[REQUIRED TASK]: Please set down all the lines beneath this one exactly, without the pictures.

=== LISTED RECORDS ===

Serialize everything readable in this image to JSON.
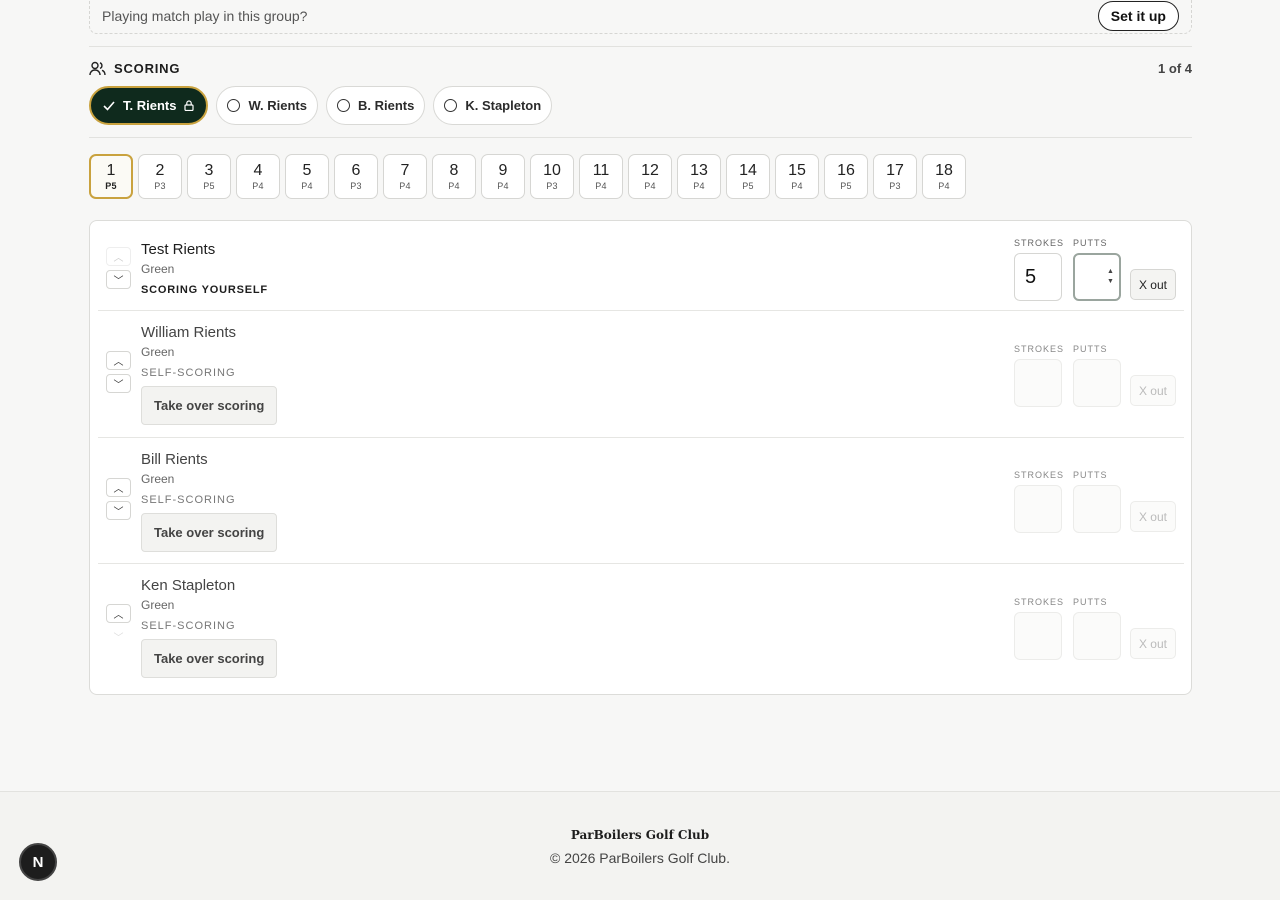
{
  "banner": {
    "text": "Playing match play in this group?",
    "button": "Set it up"
  },
  "scoring": {
    "title": "SCORING",
    "count": "1 of 4"
  },
  "chips": [
    {
      "label": "T. Rients",
      "active": true
    },
    {
      "label": "W. Rients",
      "active": false
    },
    {
      "label": "B. Rients",
      "active": false
    },
    {
      "label": "K. Stapleton",
      "active": false
    }
  ],
  "holes": [
    {
      "num": "1",
      "par": "P5"
    },
    {
      "num": "2",
      "par": "P3"
    },
    {
      "num": "3",
      "par": "P5"
    },
    {
      "num": "4",
      "par": "P4"
    },
    {
      "num": "5",
      "par": "P4"
    },
    {
      "num": "6",
      "par": "P3"
    },
    {
      "num": "7",
      "par": "P4"
    },
    {
      "num": "8",
      "par": "P4"
    },
    {
      "num": "9",
      "par": "P4"
    },
    {
      "num": "10",
      "par": "P3"
    },
    {
      "num": "11",
      "par": "P4"
    },
    {
      "num": "12",
      "par": "P4"
    },
    {
      "num": "13",
      "par": "P4"
    },
    {
      "num": "14",
      "par": "P5"
    },
    {
      "num": "15",
      "par": "P4"
    },
    {
      "num": "16",
      "par": "P5"
    },
    {
      "num": "17",
      "par": "P3"
    },
    {
      "num": "18",
      "par": "P4"
    }
  ],
  "players": [
    {
      "name": "Test Rients",
      "tee": "Green",
      "status": "SCORING YOURSELF",
      "strokes": "5",
      "putts": "",
      "takeover": ""
    },
    {
      "name": "William Rients",
      "tee": "Green",
      "status": "SELF-SCORING",
      "strokes": "",
      "putts": "",
      "takeover": "Take over scoring"
    },
    {
      "name": "Bill Rients",
      "tee": "Green",
      "status": "SELF-SCORING",
      "strokes": "",
      "putts": "",
      "takeover": "Take over scoring"
    },
    {
      "name": "Ken Stapleton",
      "tee": "Green",
      "status": "SELF-SCORING",
      "strokes": "",
      "putts": "",
      "takeover": "Take over scoring"
    }
  ],
  "labels": {
    "strokes": "STROKES",
    "putts": "PUTTS",
    "xout": "X out"
  },
  "footer": {
    "club": "ParBoilers Golf Club",
    "copyright": "© 2026 ParBoilers Golf Club."
  },
  "badge": "N"
}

===

[RESULT]:
Serialize everything readable in this image to JSON.
{
  "banner": {
    "text": "Playing match play in this group?",
    "button": "Set it up"
  },
  "scoring": {
    "title": "SCORING",
    "count": "1 of 4"
  },
  "chips": [
    {
      "label": "T. Rients",
      "active": true
    },
    {
      "label": "W. Rients",
      "active": false
    },
    {
      "label": "B. Rients",
      "active": false
    },
    {
      "label": "K. Stapleton",
      "active": false
    }
  ],
  "holes": [
    {
      "num": "1",
      "par": "P5"
    },
    {
      "num": "2",
      "par": "P3"
    },
    {
      "num": "3",
      "par": "P5"
    },
    {
      "num": "4",
      "par": "P4"
    },
    {
      "num": "5",
      "par": "P4"
    },
    {
      "num": "6",
      "par": "P3"
    },
    {
      "num": "7",
      "par": "P4"
    },
    {
      "num": "8",
      "par": "P4"
    },
    {
      "num": "9",
      "par": "P4"
    },
    {
      "num": "10",
      "par": "P3"
    },
    {
      "num": "11",
      "par": "P4"
    },
    {
      "num": "12",
      "par": "P4"
    },
    {
      "num": "13",
      "par": "P4"
    },
    {
      "num": "14",
      "par": "P5"
    },
    {
      "num": "15",
      "par": "P4"
    },
    {
      "num": "16",
      "par": "P5"
    },
    {
      "num": "17",
      "par": "P3"
    },
    {
      "num": "18",
      "par": "P4"
    }
  ],
  "players": [
    {
      "name": "Test Rients",
      "tee": "Green",
      "status": "SCORING YOURSELF",
      "strokes": "5",
      "putts": "",
      "takeover": ""
    },
    {
      "name": "William Rients",
      "tee": "Green",
      "status": "SELF-SCORING",
      "strokes": "",
      "putts": "",
      "takeover": "Take over scoring"
    },
    {
      "name": "Bill Rients",
      "tee": "Green",
      "status": "SELF-SCORING",
      "strokes": "",
      "putts": "",
      "takeover": "Take over scoring"
    },
    {
      "name": "Ken Stapleton",
      "tee": "Green",
      "status": "SELF-SCORING",
      "strokes": "",
      "putts": "",
      "takeover": "Take over scoring"
    }
  ],
  "labels": {
    "strokes": "STROKES",
    "putts": "PUTTS",
    "xout": "X out"
  },
  "footer": {
    "club": "ParBoilers Golf Club",
    "copyright": "© 2026 ParBoilers Golf Club."
  },
  "badge": "N"
}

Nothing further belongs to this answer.